### Task prompt
Reproduce the records below exactly as they appear.
□ □ □ □ □
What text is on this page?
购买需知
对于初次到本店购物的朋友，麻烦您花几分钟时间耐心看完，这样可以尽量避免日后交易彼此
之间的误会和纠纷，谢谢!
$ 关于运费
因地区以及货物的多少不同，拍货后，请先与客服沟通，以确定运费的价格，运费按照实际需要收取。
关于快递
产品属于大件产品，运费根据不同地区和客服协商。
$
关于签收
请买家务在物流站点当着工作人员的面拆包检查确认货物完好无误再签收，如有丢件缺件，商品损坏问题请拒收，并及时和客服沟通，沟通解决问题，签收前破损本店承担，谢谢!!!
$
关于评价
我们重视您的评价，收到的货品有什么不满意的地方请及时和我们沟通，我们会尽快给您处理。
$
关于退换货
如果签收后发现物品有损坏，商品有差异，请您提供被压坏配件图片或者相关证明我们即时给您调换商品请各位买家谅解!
□ □ □ □ □
### Exercise response
What text is on this page?
购买需知
对于初次到本店购物的朋友，麻烦您花几分钟时间耐心看完，这样可以尽量避免日后交易彼此
之间的误会和纠纷，谢谢!
$ 关于运费
因地区以及货物的多少不同，拍货后，请先与客服沟通，以确定运费的价格，运费按照实际需要收取。
关于快递
产品属于大件产品，运费根据不同地区和客服协商。
$
关于签收
请买家务在物流站点当着工作人员的面拆包检查确认货物完好无误再签收，如有丢件缺件，商品损坏问题请拒收，并及时和客服沟通，沟通解决问题，签收前破损本店承担，谢谢!!!
$
关于评价
我们重视您的评价，收到的货品有什么不满意的地方请及时和我们沟通，我们会尽快给您处理。
$
关于退换货
如果签收后发现物品有损坏，商品有差异，请您提供被压坏配件图片或者相关证明我们即时给您调换商品请各位买家谅解!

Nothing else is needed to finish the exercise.